- _Exercise directions_:
Find all lines in the records that include the word "from", and copy them out.

- _Listed records_:
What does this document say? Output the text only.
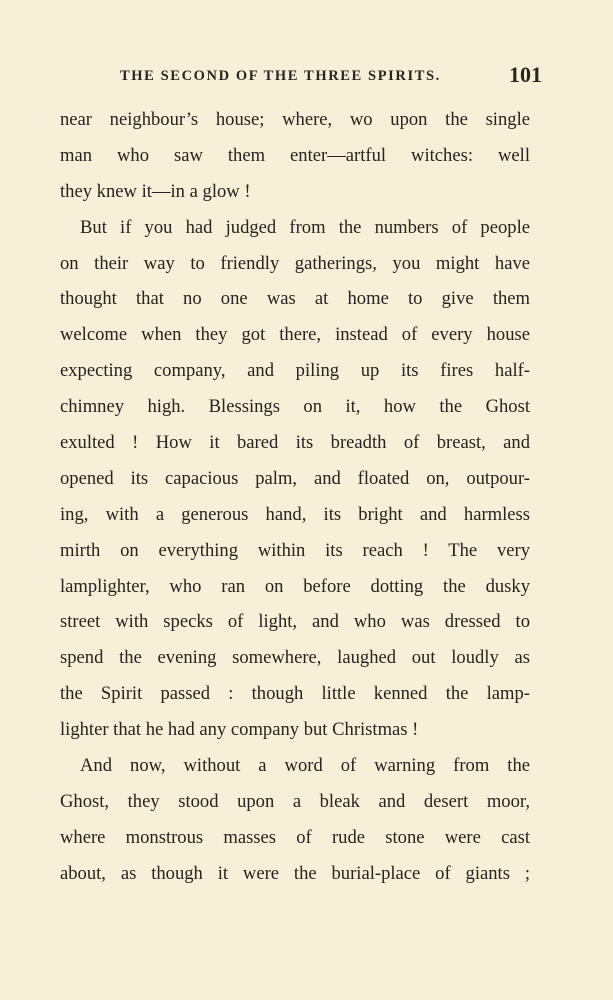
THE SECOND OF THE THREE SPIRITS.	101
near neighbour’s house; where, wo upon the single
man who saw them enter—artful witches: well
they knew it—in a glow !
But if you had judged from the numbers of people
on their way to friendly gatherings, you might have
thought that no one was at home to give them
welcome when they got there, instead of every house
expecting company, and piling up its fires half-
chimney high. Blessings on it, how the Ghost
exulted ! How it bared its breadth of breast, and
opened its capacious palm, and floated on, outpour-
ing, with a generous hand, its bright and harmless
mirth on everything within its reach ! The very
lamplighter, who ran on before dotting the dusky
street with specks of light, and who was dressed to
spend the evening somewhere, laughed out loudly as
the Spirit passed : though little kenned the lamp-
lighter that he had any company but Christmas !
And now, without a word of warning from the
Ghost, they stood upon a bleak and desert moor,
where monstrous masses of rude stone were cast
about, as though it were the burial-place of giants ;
* * *
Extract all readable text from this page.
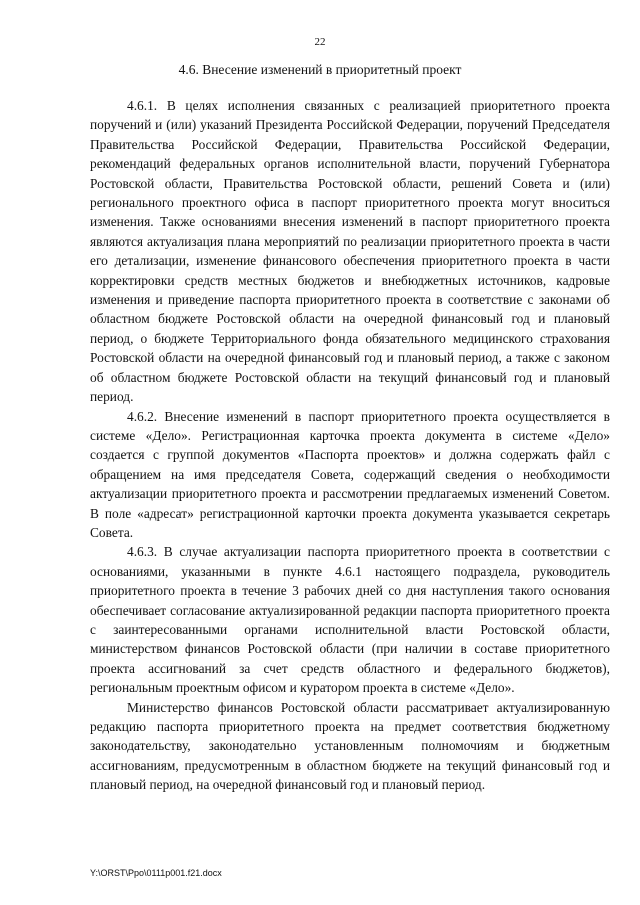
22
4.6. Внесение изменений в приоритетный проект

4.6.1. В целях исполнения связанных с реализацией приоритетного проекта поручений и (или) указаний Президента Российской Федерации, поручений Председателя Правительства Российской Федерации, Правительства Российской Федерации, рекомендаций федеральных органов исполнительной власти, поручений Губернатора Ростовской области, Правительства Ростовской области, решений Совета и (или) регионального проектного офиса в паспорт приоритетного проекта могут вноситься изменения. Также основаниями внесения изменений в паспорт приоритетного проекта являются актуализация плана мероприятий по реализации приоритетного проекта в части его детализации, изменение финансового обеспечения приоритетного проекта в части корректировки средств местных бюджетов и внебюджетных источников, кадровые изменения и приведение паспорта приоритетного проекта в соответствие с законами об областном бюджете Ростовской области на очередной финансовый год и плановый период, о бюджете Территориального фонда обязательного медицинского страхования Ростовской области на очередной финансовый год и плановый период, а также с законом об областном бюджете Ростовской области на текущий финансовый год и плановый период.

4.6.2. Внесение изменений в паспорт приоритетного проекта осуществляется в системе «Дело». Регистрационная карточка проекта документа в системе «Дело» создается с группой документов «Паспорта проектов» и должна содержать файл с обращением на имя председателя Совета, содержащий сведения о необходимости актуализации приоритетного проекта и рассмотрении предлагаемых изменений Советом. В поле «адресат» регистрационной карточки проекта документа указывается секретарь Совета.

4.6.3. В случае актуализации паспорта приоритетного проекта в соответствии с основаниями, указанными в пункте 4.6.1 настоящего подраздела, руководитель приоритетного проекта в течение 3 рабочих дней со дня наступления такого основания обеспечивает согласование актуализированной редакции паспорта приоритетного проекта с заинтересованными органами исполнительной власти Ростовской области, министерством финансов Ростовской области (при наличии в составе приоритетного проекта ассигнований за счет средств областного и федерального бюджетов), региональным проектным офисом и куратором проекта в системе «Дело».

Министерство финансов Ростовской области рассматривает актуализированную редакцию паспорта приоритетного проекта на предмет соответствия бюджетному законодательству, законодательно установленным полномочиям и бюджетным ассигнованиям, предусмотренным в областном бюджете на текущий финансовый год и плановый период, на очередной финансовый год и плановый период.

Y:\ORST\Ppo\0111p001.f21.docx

- _Result of this exercise_:
But if you had judged from the numbers of people
And now, without a word of warning from the
Extract all readable text from this page.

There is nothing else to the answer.